What is expected: Format the lines of the following material as a numbered list, omitting any blank lines.

══ Input data

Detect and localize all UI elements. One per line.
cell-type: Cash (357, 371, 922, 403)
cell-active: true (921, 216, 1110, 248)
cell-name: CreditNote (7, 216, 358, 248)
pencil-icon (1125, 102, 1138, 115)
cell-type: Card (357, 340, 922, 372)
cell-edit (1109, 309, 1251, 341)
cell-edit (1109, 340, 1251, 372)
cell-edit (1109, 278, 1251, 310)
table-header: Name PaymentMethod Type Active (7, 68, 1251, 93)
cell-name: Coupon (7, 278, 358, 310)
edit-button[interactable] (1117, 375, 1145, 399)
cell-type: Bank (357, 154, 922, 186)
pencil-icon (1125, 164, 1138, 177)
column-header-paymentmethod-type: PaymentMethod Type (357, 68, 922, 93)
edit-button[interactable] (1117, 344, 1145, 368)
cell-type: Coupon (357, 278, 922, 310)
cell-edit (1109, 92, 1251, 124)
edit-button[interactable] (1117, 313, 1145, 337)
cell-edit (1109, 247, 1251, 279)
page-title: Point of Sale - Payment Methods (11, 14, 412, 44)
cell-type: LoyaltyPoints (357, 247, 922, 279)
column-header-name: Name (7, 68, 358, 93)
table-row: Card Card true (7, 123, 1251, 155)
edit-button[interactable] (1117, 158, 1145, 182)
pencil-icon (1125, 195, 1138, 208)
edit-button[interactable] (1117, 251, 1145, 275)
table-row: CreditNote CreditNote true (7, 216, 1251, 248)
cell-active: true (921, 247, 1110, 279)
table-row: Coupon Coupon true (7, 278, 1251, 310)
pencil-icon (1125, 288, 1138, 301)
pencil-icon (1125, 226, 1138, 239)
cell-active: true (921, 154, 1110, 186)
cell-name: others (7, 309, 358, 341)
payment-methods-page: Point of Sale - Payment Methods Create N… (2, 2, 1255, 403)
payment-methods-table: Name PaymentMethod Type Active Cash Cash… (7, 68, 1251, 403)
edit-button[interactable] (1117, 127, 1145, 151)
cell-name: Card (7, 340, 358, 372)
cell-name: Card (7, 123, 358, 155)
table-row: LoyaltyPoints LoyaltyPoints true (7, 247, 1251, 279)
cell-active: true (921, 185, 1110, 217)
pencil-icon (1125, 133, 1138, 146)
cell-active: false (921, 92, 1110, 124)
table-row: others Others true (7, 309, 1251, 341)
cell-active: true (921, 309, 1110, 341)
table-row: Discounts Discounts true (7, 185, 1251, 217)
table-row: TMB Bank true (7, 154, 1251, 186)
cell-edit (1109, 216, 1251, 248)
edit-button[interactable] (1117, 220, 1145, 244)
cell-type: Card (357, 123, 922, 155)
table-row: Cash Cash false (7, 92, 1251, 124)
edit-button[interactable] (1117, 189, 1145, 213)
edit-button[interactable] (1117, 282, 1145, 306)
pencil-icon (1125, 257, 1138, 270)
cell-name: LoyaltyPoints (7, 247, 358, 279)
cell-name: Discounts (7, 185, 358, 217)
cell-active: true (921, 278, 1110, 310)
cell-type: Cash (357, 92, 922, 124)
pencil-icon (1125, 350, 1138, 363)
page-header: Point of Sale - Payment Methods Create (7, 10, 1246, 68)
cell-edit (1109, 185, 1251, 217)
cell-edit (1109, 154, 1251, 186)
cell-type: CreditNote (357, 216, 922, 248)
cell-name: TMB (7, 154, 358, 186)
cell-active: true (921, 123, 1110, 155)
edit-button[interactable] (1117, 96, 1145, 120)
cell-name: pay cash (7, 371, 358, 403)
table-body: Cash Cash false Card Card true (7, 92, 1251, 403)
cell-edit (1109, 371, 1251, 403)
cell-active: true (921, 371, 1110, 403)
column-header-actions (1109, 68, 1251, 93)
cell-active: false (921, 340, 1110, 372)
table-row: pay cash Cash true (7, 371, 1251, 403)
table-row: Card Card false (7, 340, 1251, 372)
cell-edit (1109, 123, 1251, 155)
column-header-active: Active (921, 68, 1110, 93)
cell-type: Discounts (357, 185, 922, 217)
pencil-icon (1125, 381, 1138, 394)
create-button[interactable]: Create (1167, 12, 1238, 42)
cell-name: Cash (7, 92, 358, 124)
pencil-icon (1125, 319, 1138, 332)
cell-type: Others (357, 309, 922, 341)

════

Answer for the task:
1. Detect and localize all UI elements. One per line.
2. cell-type: Cash (357, 371, 922, 403)
3. cell-active: true (921, 216, 1110, 248)
4. cell-name: CreditNote (7, 216, 358, 248)
5. pencil-icon (1125, 102, 1138, 115)
6. cell-type: Card (357, 340, 922, 372)
7. cell-edit (1109, 309, 1251, 341)
8. cell-edit (1109, 340, 1251, 372)
9. cell-edit (1109, 278, 1251, 310)
10. table-header: Name PaymentMethod Type Active (7, 68, 1251, 93)
11. cell-name: Coupon (7, 278, 358, 310)
12. edit-button[interactable] (1117, 375, 1145, 399)
13. cell-type: Bank (357, 154, 922, 186)
14. pencil-icon (1125, 164, 1138, 177)
15. column-header-paymentmethod-type: PaymentMethod Type (357, 68, 922, 93)
16. edit-button[interactable] (1117, 344, 1145, 368)
17. cell-type: Coupon (357, 278, 922, 310)
18. cell-edit (1109, 92, 1251, 124)
19. edit-button[interactable] (1117, 313, 1145, 337)
20. cell-edit (1109, 247, 1251, 279)
21. page-title: Point of Sale - Payment Methods (11, 14, 412, 44)
22. cell-type: LoyaltyPoints (357, 247, 922, 279)
23. column-header-name: Name (7, 68, 358, 93)
24. table-row: Card Card true (7, 123, 1251, 155)
25. edit-button[interactable] (1117, 158, 1145, 182)
26. pencil-icon (1125, 195, 1138, 208)
27. edit-button[interactable] (1117, 251, 1145, 275)
28. table-row: CreditNote CreditNote true (7, 216, 1251, 248)
29. cell-active: true (921, 247, 1110, 279)
30. table-row: Coupon Coupon true (7, 278, 1251, 310)
31. pencil-icon (1125, 288, 1138, 301)
32. pencil-icon (1125, 226, 1138, 239)
33. cell-active: true (921, 154, 1110, 186)
34. cell-name: others (7, 309, 358, 341)
35. payment-methods-page: Point of Sale - Payment Methods Create N… (2, 2, 1255, 403)
36. payment-methods-table: Name PaymentMethod Type Active Cash Cash… (7, 68, 1251, 403)
37. edit-button[interactable] (1117, 127, 1145, 151)
38. cell-name: Card (7, 340, 358, 372)
39. cell-name: Card (7, 123, 358, 155)
40. table-row: LoyaltyPoints LoyaltyPoints true (7, 247, 1251, 279)
41. cell-active: true (921, 185, 1110, 217)
42. pencil-icon (1125, 133, 1138, 146)
43. cell-active: false (921, 92, 1110, 124)
44. table-row: others Others true (7, 309, 1251, 341)
45. cell-active: true (921, 309, 1110, 341)
46. table-row: Discounts Discounts true (7, 185, 1251, 217)
47. table-row: TMB Bank true (7, 154, 1251, 186)
48. cell-edit (1109, 216, 1251, 248)
49. edit-button[interactable] (1117, 220, 1145, 244)
50. cell-type: Card (357, 123, 922, 155)
51. table-row: Cash Cash false (7, 92, 1251, 124)
52. edit-button[interactable] (1117, 189, 1145, 213)
53. edit-button[interactable] (1117, 282, 1145, 306)
54. pencil-icon (1125, 257, 1138, 270)
55. cell-name: LoyaltyPoints (7, 247, 358, 279)
56. cell-name: Discounts (7, 185, 358, 217)
57. cell-active: true (921, 278, 1110, 310)
58. cell-type: Cash (357, 92, 922, 124)
59. pencil-icon (1125, 350, 1138, 363)
60. page-header: Point of Sale - Payment Methods Create (7, 10, 1246, 68)
61. cell-edit (1109, 185, 1251, 217)
62. cell-edit (1109, 154, 1251, 186)
63. cell-type: CreditNote (357, 216, 922, 248)
64. cell-name: TMB (7, 154, 358, 186)
65. cell-active: true (921, 123, 1110, 155)
66. edit-button[interactable] (1117, 96, 1145, 120)
67. cell-name: pay cash (7, 371, 358, 403)
68. table-body: Cash Cash false Card Card true (7, 92, 1251, 403)
69. cell-edit (1109, 371, 1251, 403)
70. cell-active: true (921, 371, 1110, 403)
71. column-header-actions (1109, 68, 1251, 93)
72. cell-active: false (921, 340, 1110, 372)
73. table-row: pay cash Cash true (7, 371, 1251, 403)
74. table-row: Card Card false (7, 340, 1251, 372)
75. cell-edit (1109, 123, 1251, 155)
76. column-header-active: Active (921, 68, 1110, 93)
77. cell-type: Discounts (357, 185, 922, 217)
78. pencil-icon (1125, 381, 1138, 394)
79. create-button[interactable]: Create (1167, 12, 1238, 42)
80. cell-name: Cash (7, 92, 358, 124)
81. pencil-icon (1125, 319, 1138, 332)
82. cell-type: Others (357, 309, 922, 341)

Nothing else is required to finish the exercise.